Stated exercise: Convert each line of the material below into a JSON list of strings, one string per line with blank lines omitted. Leave the picture out of the list.

Working data:
**********
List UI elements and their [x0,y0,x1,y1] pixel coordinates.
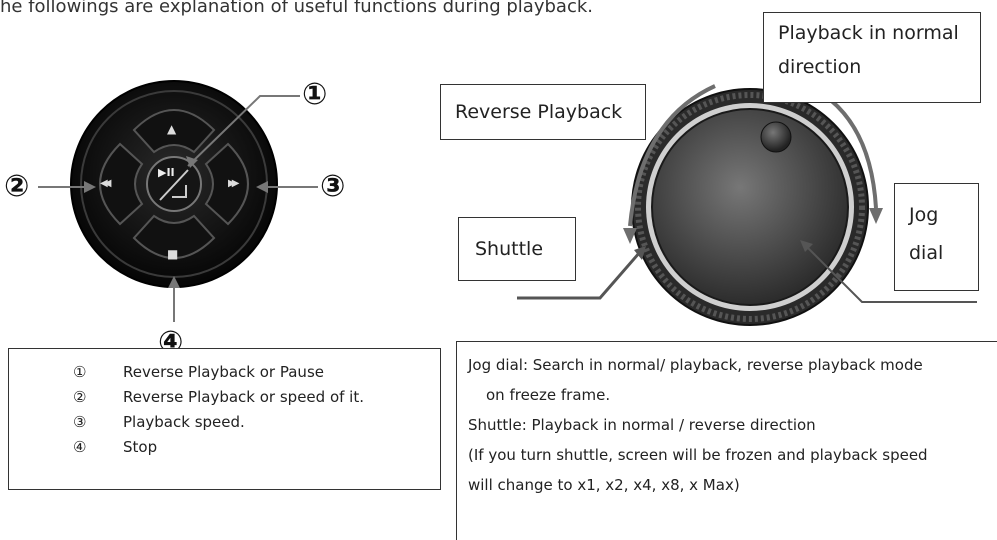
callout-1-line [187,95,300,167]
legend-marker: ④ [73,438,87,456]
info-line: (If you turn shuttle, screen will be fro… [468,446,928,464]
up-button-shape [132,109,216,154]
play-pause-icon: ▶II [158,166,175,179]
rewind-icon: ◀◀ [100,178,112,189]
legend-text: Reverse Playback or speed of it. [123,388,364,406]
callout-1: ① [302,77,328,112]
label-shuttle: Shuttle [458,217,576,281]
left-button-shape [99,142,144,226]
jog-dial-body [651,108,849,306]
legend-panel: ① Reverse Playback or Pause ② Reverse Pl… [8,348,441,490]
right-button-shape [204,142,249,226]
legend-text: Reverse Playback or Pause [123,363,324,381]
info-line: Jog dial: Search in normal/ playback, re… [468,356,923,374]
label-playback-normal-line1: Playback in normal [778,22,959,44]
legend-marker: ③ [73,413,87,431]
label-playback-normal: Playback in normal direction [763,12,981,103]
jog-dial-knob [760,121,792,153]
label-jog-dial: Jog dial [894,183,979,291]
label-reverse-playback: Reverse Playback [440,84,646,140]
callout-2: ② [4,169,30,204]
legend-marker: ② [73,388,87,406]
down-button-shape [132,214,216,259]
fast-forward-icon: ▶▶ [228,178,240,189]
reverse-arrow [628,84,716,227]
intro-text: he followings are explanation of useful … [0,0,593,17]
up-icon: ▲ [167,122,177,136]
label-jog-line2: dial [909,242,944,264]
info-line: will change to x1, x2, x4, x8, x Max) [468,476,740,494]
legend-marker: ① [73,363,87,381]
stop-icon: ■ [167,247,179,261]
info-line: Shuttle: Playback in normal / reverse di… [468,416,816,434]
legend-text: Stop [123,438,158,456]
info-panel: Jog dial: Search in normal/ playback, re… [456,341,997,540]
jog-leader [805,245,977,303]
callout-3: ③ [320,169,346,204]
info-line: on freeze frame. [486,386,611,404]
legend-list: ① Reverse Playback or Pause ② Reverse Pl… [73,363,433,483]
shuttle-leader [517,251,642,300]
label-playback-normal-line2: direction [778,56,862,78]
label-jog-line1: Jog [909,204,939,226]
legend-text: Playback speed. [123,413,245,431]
**********
Task result:
[
  "List UI elements and their [x0,y0,x1,y1] pixel coordinates.",
  "callout-1-line [187,95,300,167]",
  "legend-marker: ④ [73,438,87,456]",
  "info-line: (If you turn shuttle, screen will be fro… [468,446,928,464]",
  "up-button-shape [132,109,216,154]",
  "play-pause-icon: ▶II [158,166,175,179]",
  "rewind-icon: ◀◀ [100,178,112,189]",
  "legend-text: Reverse Playback or speed of it. [123,388,364,406]",
  "callout-1: ① [302,77,328,112]",
  "label-shuttle: Shuttle [458,217,576,281]",
  "left-button-shape [99,142,144,226]",
  "jog-dial-body [651,108,849,306]",
  "legend-panel: ① Reverse Playback or Pause ② Reverse Pl… [8,348,441,490]",
  "right-button-shape [204,142,249,226]",
  "legend-text: Reverse Playback or Pause [123,363,324,381]",
  "info-line: Jog dial: Search in normal/ playback, re… [468,356,923,374]",
  "label-playback-normal-line1: Playback in normal [778,22,959,44]",
  "legend-marker: ③ [73,413,87,431]",
  "label-playback-normal: Playback in normal direction [763,12,981,103]",
  "jog-dial-knob [760,121,792,153]",
  "label-jog-dial: Jog dial [894,183,979,291]",
  "label-reverse-playback: Reverse Playback [440,84,646,140]",
  "callout-2: ② [4,169,30,204]",
  "legend-marker: ② [73,388,87,406]",
  "down-button-shape [132,214,216,259]",
  "fast-forward-icon: ▶▶ [228,178,240,189]",
  "reverse-arrow [628,84,716,227]",
  "intro-text: he followings are explanation of useful … [0,0,593,17]",
  "up-icon: ▲ [167,122,177,136]",
  "label-jog-line2: dial [909,242,944,264]",
  "info-line: will change to x1, x2, x4, x8, x Max) [468,476,740,494]",
  "legend-marker: ① [73,363,87,381]",
  "stop-icon: ■ [167,247,179,261]",
  "info-line: Shuttle: Playback in normal / reverse di… [468,416,816,434]",
  "legend-text: Stop [123,438,158,456]",
  "info-panel: Jog dial: Search in normal/ playback, re… [456,341,997,540]",
  "jog-leader [805,245,977,303]",
  "callout-3: ③ [320,169,346,204]",
  "info-line: on freeze frame. [486,386,611,404]",
  "legend-list: ① Reverse Playback or Pause ② Reverse Pl… [73,363,433,483]",
  "shuttle-leader [517,251,642,300]",
  "label-playback-normal-line2: direction [778,56,862,78]",
  "label-jog-line1: Jog [909,204,939,226]",
  "legend-text: Playback speed. [123,413,245,431]"
]